| GOAL OF THE EXERCISE |
Please copy every line of the records below word for word, leaving out the pictures.

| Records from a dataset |
>>>

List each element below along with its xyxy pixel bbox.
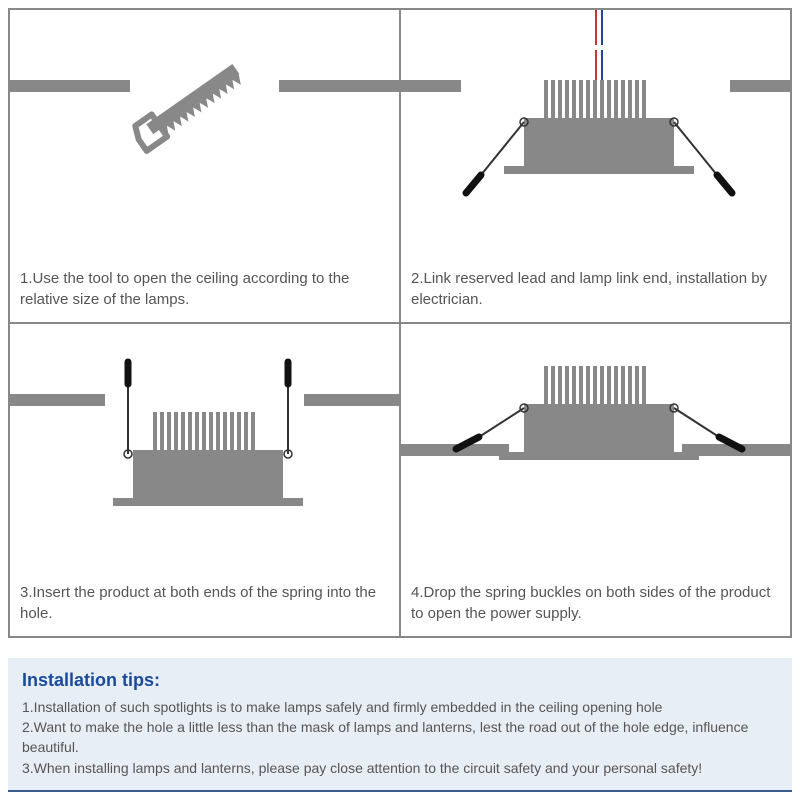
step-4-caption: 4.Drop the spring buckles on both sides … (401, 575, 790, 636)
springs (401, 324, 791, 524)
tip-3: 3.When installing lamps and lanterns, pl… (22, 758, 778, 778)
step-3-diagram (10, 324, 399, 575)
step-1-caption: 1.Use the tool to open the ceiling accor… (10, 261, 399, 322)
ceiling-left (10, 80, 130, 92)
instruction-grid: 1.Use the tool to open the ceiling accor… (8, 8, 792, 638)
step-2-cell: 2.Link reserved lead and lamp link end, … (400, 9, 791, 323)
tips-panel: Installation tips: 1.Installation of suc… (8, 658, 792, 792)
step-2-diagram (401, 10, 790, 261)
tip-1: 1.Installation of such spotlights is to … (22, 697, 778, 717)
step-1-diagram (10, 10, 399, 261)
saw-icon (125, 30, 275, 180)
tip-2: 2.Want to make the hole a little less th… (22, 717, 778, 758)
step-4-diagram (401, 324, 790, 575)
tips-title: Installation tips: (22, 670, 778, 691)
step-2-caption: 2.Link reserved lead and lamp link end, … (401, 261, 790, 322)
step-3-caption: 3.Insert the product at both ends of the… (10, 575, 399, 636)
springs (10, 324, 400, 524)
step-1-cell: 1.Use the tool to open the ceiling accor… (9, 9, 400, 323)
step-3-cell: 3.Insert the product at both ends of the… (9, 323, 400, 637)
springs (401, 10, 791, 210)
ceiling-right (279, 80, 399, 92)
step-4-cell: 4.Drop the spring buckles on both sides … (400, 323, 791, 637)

<<<

| SOLUTION FOR THIS EXERCISE |
List each element below along with its xyxy pixel bbox.
step-4-caption: 4.Drop the spring buckles on both sides … (401, 575, 790, 636)
springs (401, 324, 791, 524)
tip-3: 3.When installing lamps and lanterns, pl… (22, 758, 778, 778)
step-3-diagram (10, 324, 399, 575)
step-1-caption: 1.Use the tool to open the ceiling accor… (10, 261, 399, 322)
ceiling-left (10, 80, 130, 92)
instruction-grid: 1.Use the tool to open the ceiling accor… (8, 8, 792, 638)
step-2-cell: 2.Link reserved lead and lamp link end, … (400, 9, 791, 323)
tips-panel: Installation tips: 1.Installation of suc… (8, 658, 792, 792)
step-2-diagram (401, 10, 790, 261)
tip-1: 1.Installation of such spotlights is to … (22, 697, 778, 717)
step-1-diagram (10, 10, 399, 261)
saw-icon (125, 30, 275, 180)
tip-2: 2.Want to make the hole a little less th… (22, 717, 778, 758)
step-4-diagram (401, 324, 790, 575)
tips-title: Installation tips: (22, 670, 778, 691)
step-2-caption: 2.Link reserved lead and lamp link end, … (401, 261, 790, 322)
step-3-caption: 3.Insert the product at both ends of the… (10, 575, 399, 636)
springs (10, 324, 400, 524)
step-1-cell: 1.Use the tool to open the ceiling accor… (9, 9, 400, 323)
step-3-cell: 3.Insert the product at both ends of the… (9, 323, 400, 637)
springs (401, 10, 791, 210)
ceiling-right (279, 80, 399, 92)
step-4-cell: 4.Drop the spring buckles on both sides … (400, 323, 791, 637)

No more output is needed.